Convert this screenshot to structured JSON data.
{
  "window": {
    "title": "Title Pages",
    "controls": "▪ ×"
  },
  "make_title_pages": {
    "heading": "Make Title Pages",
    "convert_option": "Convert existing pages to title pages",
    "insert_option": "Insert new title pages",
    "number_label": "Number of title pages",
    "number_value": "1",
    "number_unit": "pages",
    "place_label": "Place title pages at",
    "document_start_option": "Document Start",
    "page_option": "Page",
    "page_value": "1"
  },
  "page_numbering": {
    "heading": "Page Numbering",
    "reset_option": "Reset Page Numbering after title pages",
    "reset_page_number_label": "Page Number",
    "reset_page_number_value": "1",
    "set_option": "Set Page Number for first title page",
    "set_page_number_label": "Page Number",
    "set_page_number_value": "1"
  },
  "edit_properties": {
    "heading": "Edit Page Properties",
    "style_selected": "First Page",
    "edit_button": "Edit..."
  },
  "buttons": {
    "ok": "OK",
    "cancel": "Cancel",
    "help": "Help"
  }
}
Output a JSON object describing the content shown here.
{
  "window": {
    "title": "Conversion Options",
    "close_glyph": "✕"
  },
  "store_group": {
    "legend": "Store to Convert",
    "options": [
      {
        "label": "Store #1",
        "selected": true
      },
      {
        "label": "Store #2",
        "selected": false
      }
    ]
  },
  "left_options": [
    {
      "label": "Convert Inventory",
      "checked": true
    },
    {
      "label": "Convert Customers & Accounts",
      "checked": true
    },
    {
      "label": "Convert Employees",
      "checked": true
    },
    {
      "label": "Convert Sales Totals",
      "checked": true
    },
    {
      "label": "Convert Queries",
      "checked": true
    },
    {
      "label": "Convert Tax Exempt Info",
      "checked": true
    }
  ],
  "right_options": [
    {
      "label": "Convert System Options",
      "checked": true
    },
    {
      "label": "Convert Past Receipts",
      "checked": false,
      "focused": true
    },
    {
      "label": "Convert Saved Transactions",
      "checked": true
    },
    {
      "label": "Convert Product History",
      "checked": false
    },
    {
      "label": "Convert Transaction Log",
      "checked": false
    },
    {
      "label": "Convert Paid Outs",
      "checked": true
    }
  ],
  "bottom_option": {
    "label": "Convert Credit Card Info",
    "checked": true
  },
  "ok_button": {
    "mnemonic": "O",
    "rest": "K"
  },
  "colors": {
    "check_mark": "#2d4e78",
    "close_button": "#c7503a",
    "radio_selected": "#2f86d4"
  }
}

-=-=-=-=-

§ DESCRIPTION OF THE TASK
Among the lines of the data above, count those holding "JSON" and state only the number.

§ FINISHED TASK
2